What the task requires:
Gather all lines in the entries below that include the word "screenshot".

##########

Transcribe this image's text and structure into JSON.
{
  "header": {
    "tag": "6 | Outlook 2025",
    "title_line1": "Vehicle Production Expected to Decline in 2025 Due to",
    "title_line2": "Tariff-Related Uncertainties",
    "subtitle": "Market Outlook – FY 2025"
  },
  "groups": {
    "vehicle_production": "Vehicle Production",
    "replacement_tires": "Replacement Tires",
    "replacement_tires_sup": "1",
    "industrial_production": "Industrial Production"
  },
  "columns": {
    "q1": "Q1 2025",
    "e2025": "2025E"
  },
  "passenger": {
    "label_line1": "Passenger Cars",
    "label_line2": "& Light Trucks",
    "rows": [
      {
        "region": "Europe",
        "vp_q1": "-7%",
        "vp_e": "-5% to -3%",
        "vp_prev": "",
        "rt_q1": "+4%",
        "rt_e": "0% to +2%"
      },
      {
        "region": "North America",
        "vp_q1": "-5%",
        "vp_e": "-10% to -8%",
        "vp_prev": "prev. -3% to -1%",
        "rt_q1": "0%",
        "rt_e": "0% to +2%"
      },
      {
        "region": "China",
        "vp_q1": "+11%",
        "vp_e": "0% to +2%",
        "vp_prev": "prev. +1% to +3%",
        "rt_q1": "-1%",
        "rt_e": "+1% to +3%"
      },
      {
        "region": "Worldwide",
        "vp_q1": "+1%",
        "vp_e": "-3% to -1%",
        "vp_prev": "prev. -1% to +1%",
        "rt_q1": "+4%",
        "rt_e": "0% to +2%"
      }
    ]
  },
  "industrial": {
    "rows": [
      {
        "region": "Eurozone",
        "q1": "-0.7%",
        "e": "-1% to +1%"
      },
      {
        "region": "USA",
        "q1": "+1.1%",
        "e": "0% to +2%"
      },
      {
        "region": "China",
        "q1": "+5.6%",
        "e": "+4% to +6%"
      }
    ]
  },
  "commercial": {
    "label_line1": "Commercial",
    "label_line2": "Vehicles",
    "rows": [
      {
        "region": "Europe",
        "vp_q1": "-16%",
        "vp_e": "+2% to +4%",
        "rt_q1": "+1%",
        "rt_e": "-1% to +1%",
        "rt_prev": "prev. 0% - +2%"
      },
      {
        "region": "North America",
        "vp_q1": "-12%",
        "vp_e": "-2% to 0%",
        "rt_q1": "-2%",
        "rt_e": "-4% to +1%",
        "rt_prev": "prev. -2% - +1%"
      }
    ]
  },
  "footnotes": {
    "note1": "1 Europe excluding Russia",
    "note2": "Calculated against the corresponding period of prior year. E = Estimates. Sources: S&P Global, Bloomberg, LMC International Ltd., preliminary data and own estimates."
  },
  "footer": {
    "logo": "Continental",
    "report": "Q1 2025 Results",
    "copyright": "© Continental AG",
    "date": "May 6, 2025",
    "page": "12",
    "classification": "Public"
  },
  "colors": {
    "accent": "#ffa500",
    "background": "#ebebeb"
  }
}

##########

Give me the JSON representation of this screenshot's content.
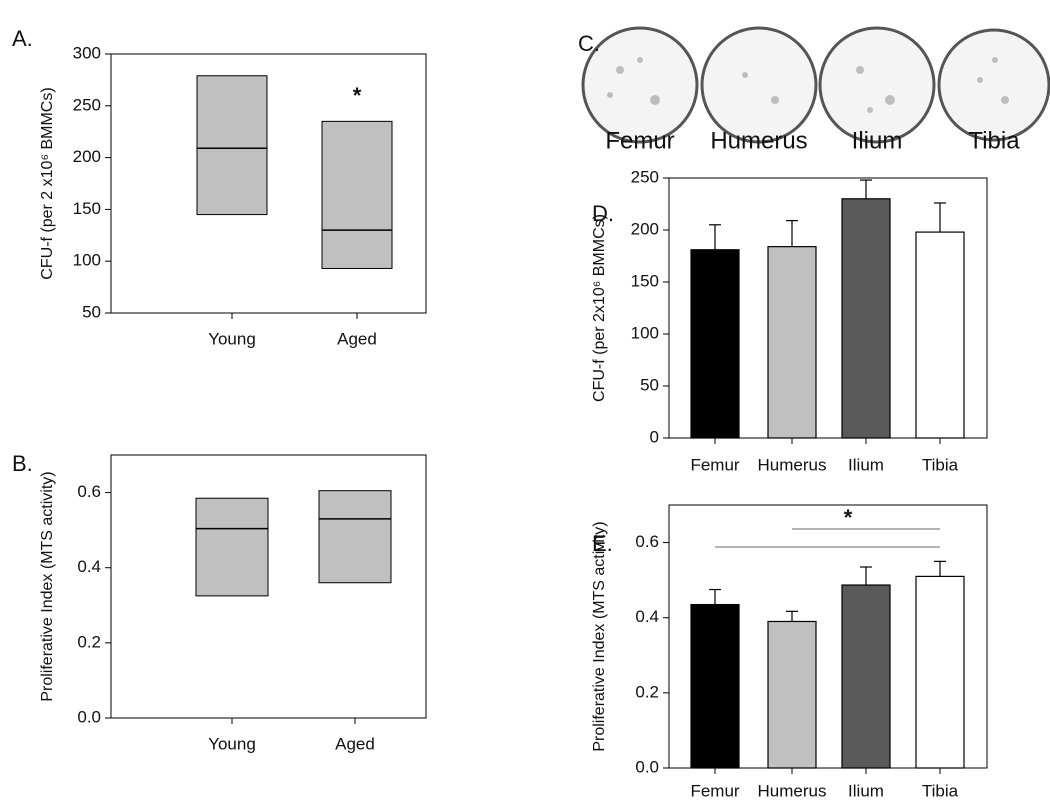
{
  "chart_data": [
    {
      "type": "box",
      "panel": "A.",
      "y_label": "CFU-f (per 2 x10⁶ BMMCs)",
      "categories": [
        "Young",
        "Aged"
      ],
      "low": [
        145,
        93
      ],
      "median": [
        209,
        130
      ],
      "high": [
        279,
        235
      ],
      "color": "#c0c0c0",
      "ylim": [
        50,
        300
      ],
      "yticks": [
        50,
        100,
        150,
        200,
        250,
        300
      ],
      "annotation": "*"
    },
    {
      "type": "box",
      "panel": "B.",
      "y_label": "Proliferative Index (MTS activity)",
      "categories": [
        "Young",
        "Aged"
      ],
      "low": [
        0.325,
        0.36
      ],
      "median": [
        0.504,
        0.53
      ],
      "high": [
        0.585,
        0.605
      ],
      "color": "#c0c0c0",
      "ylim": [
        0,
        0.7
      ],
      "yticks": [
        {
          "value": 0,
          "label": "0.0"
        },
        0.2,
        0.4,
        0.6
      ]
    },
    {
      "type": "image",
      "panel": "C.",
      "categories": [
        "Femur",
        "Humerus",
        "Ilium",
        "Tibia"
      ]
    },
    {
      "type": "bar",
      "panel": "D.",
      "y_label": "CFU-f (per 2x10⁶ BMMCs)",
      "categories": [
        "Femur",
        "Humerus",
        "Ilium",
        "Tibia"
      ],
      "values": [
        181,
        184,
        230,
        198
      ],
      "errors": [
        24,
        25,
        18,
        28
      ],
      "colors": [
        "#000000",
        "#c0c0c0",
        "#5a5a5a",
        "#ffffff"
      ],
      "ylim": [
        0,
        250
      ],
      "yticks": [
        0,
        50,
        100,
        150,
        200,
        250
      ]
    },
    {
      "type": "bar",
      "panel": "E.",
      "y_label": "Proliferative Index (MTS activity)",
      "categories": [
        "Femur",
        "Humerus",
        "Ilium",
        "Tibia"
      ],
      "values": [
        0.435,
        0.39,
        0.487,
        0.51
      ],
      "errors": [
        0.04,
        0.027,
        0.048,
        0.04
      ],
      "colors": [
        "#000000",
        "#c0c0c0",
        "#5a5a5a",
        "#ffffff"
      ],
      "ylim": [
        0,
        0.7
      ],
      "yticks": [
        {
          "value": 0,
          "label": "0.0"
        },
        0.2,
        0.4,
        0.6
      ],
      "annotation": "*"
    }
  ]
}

##########

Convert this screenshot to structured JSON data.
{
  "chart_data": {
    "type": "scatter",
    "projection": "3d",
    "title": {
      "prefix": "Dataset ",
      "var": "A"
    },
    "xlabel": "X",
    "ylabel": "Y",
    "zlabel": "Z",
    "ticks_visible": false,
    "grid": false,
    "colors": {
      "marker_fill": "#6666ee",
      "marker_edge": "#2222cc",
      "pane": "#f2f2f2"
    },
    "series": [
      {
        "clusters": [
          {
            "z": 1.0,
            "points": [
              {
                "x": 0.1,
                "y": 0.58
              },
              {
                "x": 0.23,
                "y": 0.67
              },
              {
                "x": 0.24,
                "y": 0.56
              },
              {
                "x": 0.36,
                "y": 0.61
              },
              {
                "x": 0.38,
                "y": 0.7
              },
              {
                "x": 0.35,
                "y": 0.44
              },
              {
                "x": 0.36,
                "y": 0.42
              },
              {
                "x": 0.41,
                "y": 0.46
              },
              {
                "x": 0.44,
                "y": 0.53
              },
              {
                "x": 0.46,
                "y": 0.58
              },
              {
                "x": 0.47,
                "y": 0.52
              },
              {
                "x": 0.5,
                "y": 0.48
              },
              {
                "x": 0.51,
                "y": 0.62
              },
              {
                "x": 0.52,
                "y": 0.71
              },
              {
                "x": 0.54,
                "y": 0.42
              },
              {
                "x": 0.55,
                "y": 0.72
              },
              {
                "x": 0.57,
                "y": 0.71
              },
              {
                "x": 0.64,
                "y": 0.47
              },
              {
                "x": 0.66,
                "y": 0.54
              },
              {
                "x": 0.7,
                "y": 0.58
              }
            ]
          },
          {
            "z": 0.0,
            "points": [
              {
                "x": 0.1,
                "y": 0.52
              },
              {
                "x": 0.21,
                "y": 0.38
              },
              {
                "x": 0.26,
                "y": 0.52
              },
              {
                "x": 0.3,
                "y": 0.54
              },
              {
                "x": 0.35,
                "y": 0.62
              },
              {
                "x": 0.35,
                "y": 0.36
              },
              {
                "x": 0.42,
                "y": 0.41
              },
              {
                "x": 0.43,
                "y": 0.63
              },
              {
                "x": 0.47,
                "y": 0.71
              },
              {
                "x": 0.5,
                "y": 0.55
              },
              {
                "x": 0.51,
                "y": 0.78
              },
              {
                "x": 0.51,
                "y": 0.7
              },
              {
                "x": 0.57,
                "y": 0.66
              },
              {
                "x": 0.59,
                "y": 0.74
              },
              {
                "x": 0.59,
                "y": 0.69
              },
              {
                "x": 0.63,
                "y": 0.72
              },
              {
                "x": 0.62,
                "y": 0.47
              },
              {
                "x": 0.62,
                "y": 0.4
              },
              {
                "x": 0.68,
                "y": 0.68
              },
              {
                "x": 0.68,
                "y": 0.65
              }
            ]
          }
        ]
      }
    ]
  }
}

##########

Answer to this exercise:
Give me the JSON representation of this screenshot's content.
Convert this screenshot to structured JSON data.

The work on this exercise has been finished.